Reproduce each line exactly. Skip none.

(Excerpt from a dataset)

-=-=-

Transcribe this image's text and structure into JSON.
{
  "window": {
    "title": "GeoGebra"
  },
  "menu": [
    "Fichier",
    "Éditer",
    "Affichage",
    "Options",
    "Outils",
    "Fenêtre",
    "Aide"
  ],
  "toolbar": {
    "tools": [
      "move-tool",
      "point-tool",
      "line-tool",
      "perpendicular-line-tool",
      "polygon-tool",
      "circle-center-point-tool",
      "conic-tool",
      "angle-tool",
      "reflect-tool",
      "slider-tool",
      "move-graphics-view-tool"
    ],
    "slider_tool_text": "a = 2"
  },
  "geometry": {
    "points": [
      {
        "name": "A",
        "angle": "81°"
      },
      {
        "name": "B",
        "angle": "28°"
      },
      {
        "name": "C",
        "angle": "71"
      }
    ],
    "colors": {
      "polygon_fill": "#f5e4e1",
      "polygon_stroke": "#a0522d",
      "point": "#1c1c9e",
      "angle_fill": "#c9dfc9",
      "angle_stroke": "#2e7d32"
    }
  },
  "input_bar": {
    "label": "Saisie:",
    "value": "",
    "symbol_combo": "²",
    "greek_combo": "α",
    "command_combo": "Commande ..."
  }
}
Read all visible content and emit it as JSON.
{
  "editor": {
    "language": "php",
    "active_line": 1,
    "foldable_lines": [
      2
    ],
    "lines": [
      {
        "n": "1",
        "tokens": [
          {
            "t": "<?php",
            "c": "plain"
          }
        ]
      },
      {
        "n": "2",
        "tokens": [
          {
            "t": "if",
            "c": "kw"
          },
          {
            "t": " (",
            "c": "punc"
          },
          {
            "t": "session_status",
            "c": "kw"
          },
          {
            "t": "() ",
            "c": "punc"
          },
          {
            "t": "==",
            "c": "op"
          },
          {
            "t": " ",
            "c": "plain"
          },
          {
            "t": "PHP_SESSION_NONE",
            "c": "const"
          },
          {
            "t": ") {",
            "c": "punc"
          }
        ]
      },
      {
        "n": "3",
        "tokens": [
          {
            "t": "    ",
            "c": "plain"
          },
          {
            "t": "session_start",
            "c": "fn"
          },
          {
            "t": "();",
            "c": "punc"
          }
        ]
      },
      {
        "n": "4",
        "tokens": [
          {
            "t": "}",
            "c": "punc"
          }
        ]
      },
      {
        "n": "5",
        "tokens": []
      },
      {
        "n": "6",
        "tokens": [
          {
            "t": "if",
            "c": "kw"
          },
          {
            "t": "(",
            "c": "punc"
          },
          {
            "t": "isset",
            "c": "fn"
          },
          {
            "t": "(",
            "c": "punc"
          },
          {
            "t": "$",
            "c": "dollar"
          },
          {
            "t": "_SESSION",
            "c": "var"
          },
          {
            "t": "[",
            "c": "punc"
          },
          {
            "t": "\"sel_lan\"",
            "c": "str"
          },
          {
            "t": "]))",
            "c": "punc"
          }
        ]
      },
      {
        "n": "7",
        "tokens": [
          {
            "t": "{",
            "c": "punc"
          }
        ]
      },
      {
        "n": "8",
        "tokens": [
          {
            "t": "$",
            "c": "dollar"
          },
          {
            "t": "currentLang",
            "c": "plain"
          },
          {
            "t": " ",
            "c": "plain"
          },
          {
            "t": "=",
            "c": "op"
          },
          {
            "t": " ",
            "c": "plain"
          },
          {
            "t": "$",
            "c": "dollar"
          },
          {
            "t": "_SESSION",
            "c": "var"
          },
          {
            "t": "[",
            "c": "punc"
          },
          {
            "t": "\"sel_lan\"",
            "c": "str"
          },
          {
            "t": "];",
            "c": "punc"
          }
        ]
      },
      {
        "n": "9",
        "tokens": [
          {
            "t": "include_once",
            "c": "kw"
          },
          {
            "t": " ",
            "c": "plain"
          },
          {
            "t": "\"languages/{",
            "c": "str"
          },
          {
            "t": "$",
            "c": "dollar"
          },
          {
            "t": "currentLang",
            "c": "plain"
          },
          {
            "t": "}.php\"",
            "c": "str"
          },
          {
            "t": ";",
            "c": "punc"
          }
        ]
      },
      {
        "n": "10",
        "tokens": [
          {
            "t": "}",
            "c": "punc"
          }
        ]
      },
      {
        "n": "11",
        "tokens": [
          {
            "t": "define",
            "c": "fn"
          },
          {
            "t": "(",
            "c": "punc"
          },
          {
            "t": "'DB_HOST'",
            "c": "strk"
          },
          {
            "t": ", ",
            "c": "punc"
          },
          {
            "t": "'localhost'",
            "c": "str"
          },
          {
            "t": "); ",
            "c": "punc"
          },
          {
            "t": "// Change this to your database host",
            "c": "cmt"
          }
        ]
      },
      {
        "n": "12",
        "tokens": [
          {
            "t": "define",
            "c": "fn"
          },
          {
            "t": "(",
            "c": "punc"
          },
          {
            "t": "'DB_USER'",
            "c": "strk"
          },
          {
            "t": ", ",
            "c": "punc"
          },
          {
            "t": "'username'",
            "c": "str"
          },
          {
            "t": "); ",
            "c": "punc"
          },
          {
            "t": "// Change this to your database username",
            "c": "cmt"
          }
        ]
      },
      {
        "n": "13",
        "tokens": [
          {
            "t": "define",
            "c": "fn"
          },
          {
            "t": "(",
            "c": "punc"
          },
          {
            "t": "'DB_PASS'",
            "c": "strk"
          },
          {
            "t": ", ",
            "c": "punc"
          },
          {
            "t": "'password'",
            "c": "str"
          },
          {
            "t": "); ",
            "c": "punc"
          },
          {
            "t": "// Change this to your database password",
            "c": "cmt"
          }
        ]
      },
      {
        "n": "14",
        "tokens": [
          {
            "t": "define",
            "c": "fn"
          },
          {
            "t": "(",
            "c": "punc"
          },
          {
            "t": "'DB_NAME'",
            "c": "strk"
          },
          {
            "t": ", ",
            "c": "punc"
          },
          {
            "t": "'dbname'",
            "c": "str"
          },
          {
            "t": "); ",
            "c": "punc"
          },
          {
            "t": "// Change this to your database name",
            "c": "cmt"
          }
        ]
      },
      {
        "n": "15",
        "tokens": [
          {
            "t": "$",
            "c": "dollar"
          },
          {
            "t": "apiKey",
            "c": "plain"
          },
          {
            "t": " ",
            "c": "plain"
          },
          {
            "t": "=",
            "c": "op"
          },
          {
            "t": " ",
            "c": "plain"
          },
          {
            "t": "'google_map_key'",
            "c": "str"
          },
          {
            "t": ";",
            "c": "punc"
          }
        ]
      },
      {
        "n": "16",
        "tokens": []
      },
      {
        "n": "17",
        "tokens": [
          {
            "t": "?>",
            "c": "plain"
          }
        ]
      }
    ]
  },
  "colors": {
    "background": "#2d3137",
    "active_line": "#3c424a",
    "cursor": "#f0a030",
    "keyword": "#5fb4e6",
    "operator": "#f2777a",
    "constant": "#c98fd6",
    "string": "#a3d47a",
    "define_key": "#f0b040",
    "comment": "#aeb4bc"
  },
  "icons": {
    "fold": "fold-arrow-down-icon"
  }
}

-=-=-

* [Written reply]:
Transcribe this image's text and structure into JSON.
{
  "window": {
    "title": "GeoGebra"
  },
  "menu": [
    "Fichier",
    "Éditer",
    "Affichage",
    "Options",
    "Outils",
    "Fenêtre",
    "Aide"
  ],
  "toolbar": {
    "tools": [
      "move-tool",
      "point-tool",
      "line-tool",
      "perpendicular-line-tool",
      "polygon-tool",
      "circle-center-point-tool",
      "conic-tool",
      "angle-tool",
      "reflect-tool",
      "slider-tool",
      "move-graphics-view-tool"
    ],
    "slider_tool_text": "a = 2"
  },
  "geometry": {
    "points": [
      {
        "name": "A",
        "angle": "81°"
      },
      {
        "name": "B",
        "angle": "28°"
      },
      {
        "name": "C",
        "angle": "71"
      }
    ],
    "colors": {
      "polygon_fill": "#f5e4e1",
      "polygon_stroke": "#a0522d",
      "point": "#1c1c9e",
      "angle_fill": "#c9dfc9",
      "angle_stroke": "#2e7d32"
    }
  },
  "input_bar": {
    "label": "Saisie:",
    "value": "",
    "symbol_combo": "²",
    "greek_combo": "α",
    "command_combo": "Commande ..."
  }
}
Read all visible content and emit it as JSON.
{
  "editor": {
    "language": "php",
    "active_line": 1,
    "foldable_lines": [
      2
    ],
    "lines": [
      {
        "n": "1",
        "tokens": [
          {
            "t": "<?php",
            "c": "plain"
          }
        ]
      },
      {
        "n": "2",
        "tokens": [
          {
            "t": "if",
            "c": "kw"
          },
          {
            "t": " (",
            "c": "punc"
          },
          {
            "t": "session_status",
            "c": "kw"
          },
          {
            "t": "() ",
            "c": "punc"
          },
          {
            "t": "==",
            "c": "op"
          },
          {
            "t": " ",
            "c": "plain"
          },
          {
            "t": "PHP_SESSION_NONE",
            "c": "const"
          },
          {
            "t": ") {",
            "c": "punc"
          }
        ]
      },
      {
        "n": "3",
        "tokens": [
          {
            "t": "    ",
            "c": "plain"
          },
          {
            "t": "session_start",
            "c": "fn"
          },
          {
            "t": "();",
            "c": "punc"
          }
        ]
      },
      {
        "n": "4",
        "tokens": [
          {
            "t": "}",
            "c": "punc"
          }
        ]
      },
      {
        "n": "5",
        "tokens": []
      },
      {
        "n": "6",
        "tokens": [
          {
            "t": "if",
            "c": "kw"
          },
          {
            "t": "(",
            "c": "punc"
          },
          {
            "t": "isset",
            "c": "fn"
          },
          {
            "t": "(",
            "c": "punc"
          },
          {
            "t": "$",
            "c": "dollar"
          },
          {
            "t": "_SESSION",
            "c": "var"
          },
          {
            "t": "[",
            "c": "punc"
          },
          {
            "t": "\"sel_lan\"",
            "c": "str"
          },
          {
            "t": "]))",
            "c": "punc"
          }
        ]
      },
      {
        "n": "7",
        "tokens": [
          {
            "t": "{",
            "c": "punc"
          }
        ]
      },
      {
        "n": "8",
        "tokens": [
          {
            "t": "$",
            "c": "dollar"
          },
          {
            "t": "currentLang",
            "c": "plain"
          },
          {
            "t": " ",
            "c": "plain"
          },
          {
            "t": "=",
            "c": "op"
          },
          {
            "t": " ",
            "c": "plain"
          },
          {
            "t": "$",
            "c": "dollar"
          },
          {
            "t": "_SESSION",
            "c": "var"
          },
          {
            "t": "[",
            "c": "punc"
          },
          {
            "t": "\"sel_lan\"",
            "c": "str"
          },
          {
            "t": "];",
            "c": "punc"
          }
        ]
      },
      {
        "n": "9",
        "tokens": [
          {
            "t": "include_once",
            "c": "kw"
          },
          {
            "t": " ",
            "c": "plain"
          },
          {
            "t": "\"languages/{",
            "c": "str"
          },
          {
            "t": "$",
            "c": "dollar"
          },
          {
            "t": "currentLang",
            "c": "plain"
          },
          {
            "t": "}.php\"",
            "c": "str"
          },
          {
            "t": ";",
            "c": "punc"
          }
        ]
      },
      {
        "n": "10",
        "tokens": [
          {
            "t": "}",
            "c": "punc"
          }
        ]
      },
      {
        "n": "11",
        "tokens": [
          {
            "t": "define",
            "c": "fn"
          },
          {
            "t": "(",
            "c": "punc"
          },
          {
            "t": "'DB_HOST'",
            "c": "strk"
          },
          {
            "t": ", ",
            "c": "punc"
          },
          {
            "t": "'localhost'",
            "c": "str"
          },
          {
            "t": "); ",
            "c": "punc"
          },
          {
            "t": "// Change this to your database host",
            "c": "cmt"
          }
        ]
      },
      {
        "n": "12",
        "tokens": [
          {
            "t": "define",
            "c": "fn"
          },
          {
            "t": "(",
            "c": "punc"
          },
          {
            "t": "'DB_USER'",
            "c": "strk"
          },
          {
            "t": ", ",
            "c": "punc"
          },
          {
            "t": "'username'",
            "c": "str"
          },
          {
            "t": "); ",
            "c": "punc"
          },
          {
            "t": "// Change this to your database username",
            "c": "cmt"
          }
        ]
      },
      {
        "n": "13",
        "tokens": [
          {
            "t": "define",
            "c": "fn"
          },
          {
            "t": "(",
            "c": "punc"
          },
          {
            "t": "'DB_PASS'",
            "c": "strk"
          },
          {
            "t": ", ",
            "c": "punc"
          },
          {
            "t": "'password'",
            "c": "str"
          },
          {
            "t": "); ",
            "c": "punc"
          },
          {
            "t": "// Change this to your database password",
            "c": "cmt"
          }
        ]
      },
      {
        "n": "14",
        "tokens": [
          {
            "t": "define",
            "c": "fn"
          },
          {
            "t": "(",
            "c": "punc"
          },
          {
            "t": "'DB_NAME'",
            "c": "strk"
          },
          {
            "t": ", ",
            "c": "punc"
          },
          {
            "t": "'dbname'",
            "c": "str"
          },
          {
            "t": "); ",
            "c": "punc"
          },
          {
            "t": "// Change this to your database name",
            "c": "cmt"
          }
        ]
      },
      {
        "n": "15",
        "tokens": [
          {
            "t": "$",
            "c": "dollar"
          },
          {
            "t": "apiKey",
            "c": "plain"
          },
          {
            "t": " ",
            "c": "plain"
          },
          {
            "t": "=",
            "c": "op"
          },
          {
            "t": " ",
            "c": "plain"
          },
          {
            "t": "'google_map_key'",
            "c": "str"
          },
          {
            "t": ";",
            "c": "punc"
          }
        ]
      },
      {
        "n": "16",
        "tokens": []
      },
      {
        "n": "17",
        "tokens": [
          {
            "t": "?>",
            "c": "plain"
          }
        ]
      }
    ]
  },
  "colors": {
    "background": "#2d3137",
    "active_line": "#3c424a",
    "cursor": "#f0a030",
    "keyword": "#5fb4e6",
    "operator": "#f2777a",
    "constant": "#c98fd6",
    "string": "#a3d47a",
    "define_key": "#f0b040",
    "comment": "#aeb4bc"
  },
  "icons": {
    "fold": "fold-arrow-down-icon"
  }
}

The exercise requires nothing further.